> Aim of the task: Do any lines in the data below contain "TRACK"? If so, copy every one of them.

> Figure data in JSON:
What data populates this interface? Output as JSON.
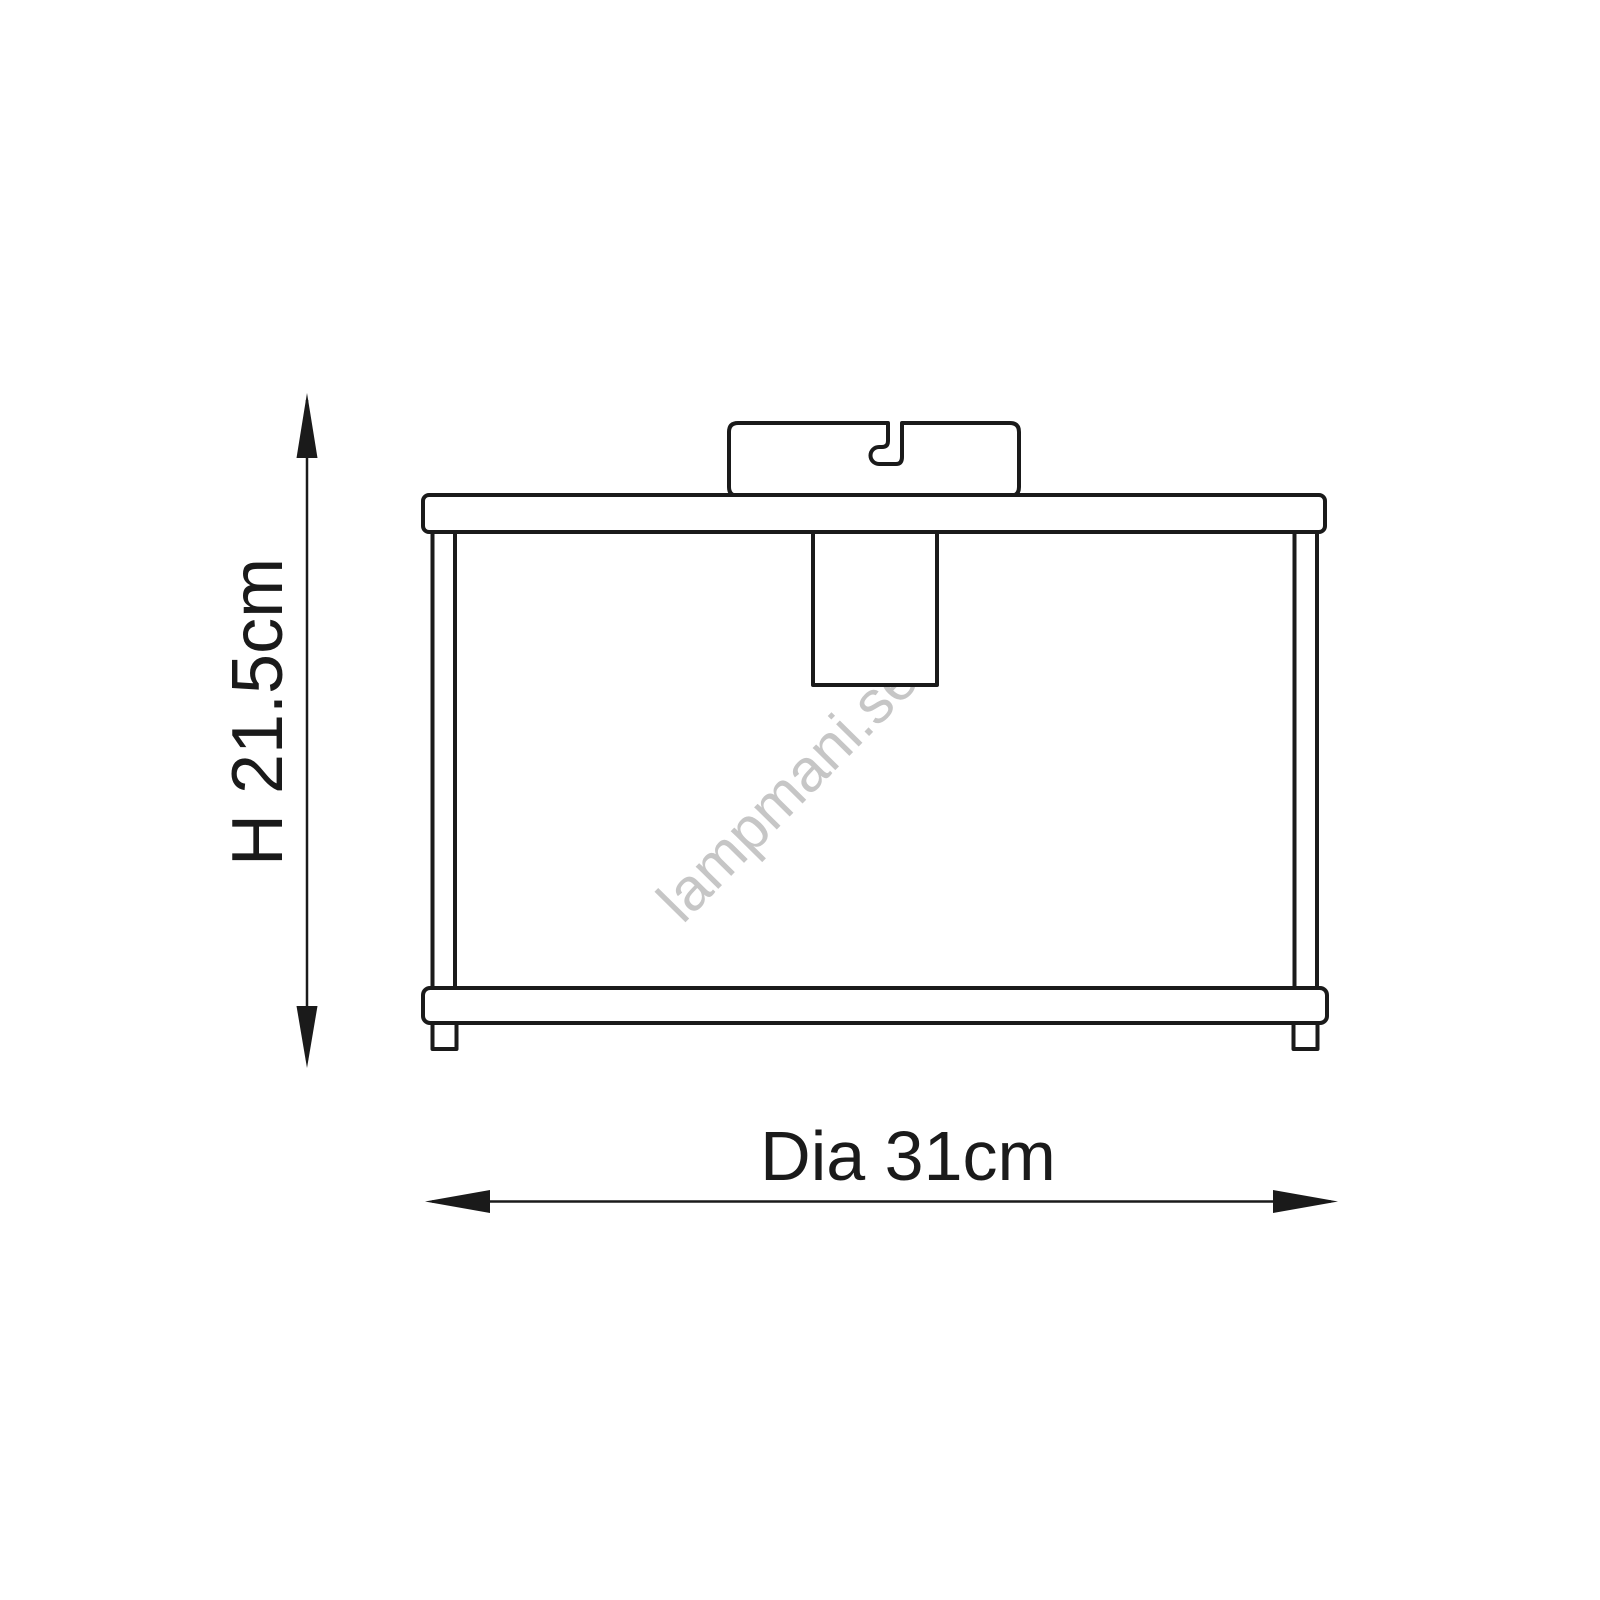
{
  "page": {
    "background_color": "#ffffff",
    "line_color": "#1a1a1a"
  },
  "diagram": {
    "watermark": {
      "text": "lampmani.se",
      "color": "#c6c6c6"
    },
    "dimensions": {
      "height": {
        "label": "H 21.5cm",
        "value_cm": 21.5,
        "axis": "vertical"
      },
      "diameter": {
        "label": "Dia 31cm",
        "value_cm": 31,
        "axis": "horizontal"
      }
    }
  }
}
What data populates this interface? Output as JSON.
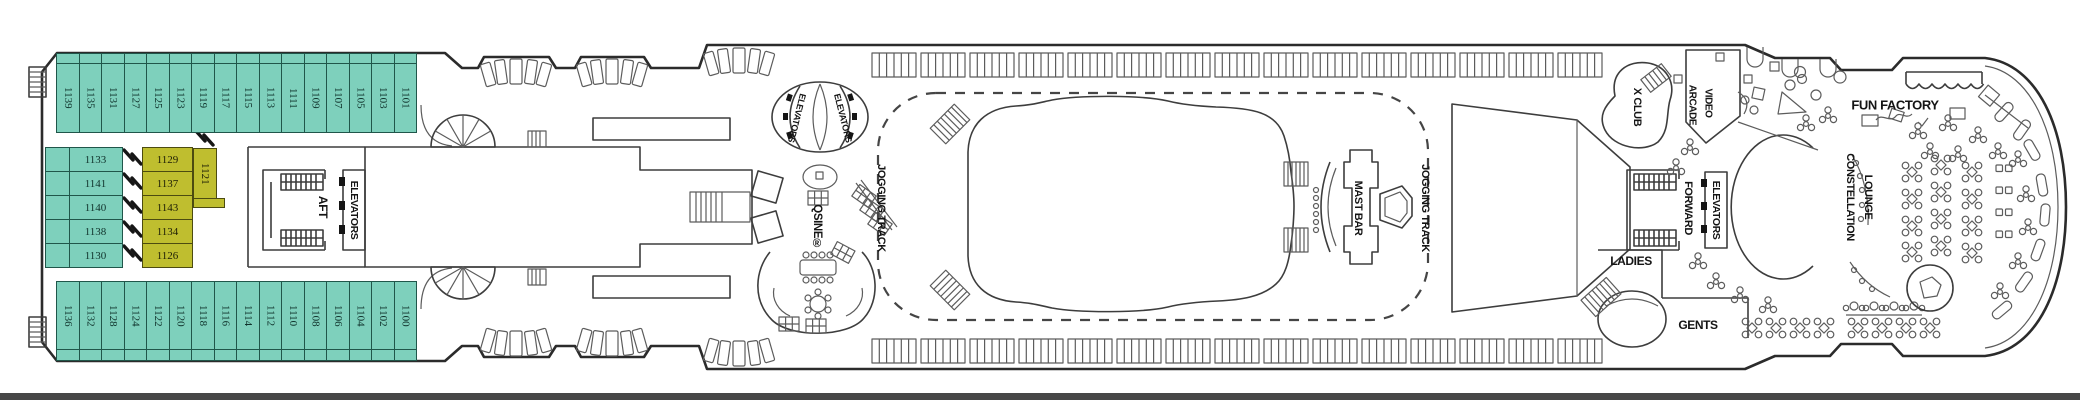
{
  "deck_plan": {
    "colors": {
      "cabin_teal": "#7ED0BC",
      "cabin_yellow": "#BFBE2F",
      "outline": "#2B2B2B"
    },
    "labels": {
      "aft": "AFT",
      "aft_elevators": "ELEVATORS",
      "mid_elevators_left": "ELEVATORS",
      "mid_elevators_right": "ELEVATORS",
      "qsine": "QSINE®",
      "jogging_track_left": "JOGGING TRACK",
      "jogging_track_right": "JOGGING TRACK",
      "mast_bar": "MAST BAR",
      "x_club": "X CLUB",
      "video": "VIDEO",
      "arcade": "ARCADE",
      "fun_factory": "FUN FACTORY",
      "constellation": "CONSTELLATION",
      "lounge": "LOUNGE",
      "forward": "FORWARD",
      "forward_elevators": "ELEVATORS",
      "ladies": "LADIES",
      "gents": "GENTS"
    },
    "cabins": {
      "top_row": [
        "1139",
        "1135",
        "1131",
        "1127",
        "1125",
        "1123",
        "1119",
        "1117",
        "1115",
        "1113",
        "1111",
        "1109",
        "1107",
        "1105",
        "1103",
        "1101"
      ],
      "bottom_row": [
        "1136",
        "1132",
        "1128",
        "1124",
        "1122",
        "1120",
        "1118",
        "1116",
        "1114",
        "1112",
        "1110",
        "1108",
        "1106",
        "1104",
        "1102",
        "1100"
      ],
      "mid_port": [
        "1133",
        "1141",
        "1140",
        "1138",
        "1130"
      ],
      "mid_inside": [
        "1129",
        "1137",
        "1143",
        "1134",
        "1126"
      ],
      "inside_tall": "1121"
    }
  }
}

> Result for this task:
      "jogging_track_left": "JOGGING TRACK",
      "jogging_track_right": "JOGGING TRACK",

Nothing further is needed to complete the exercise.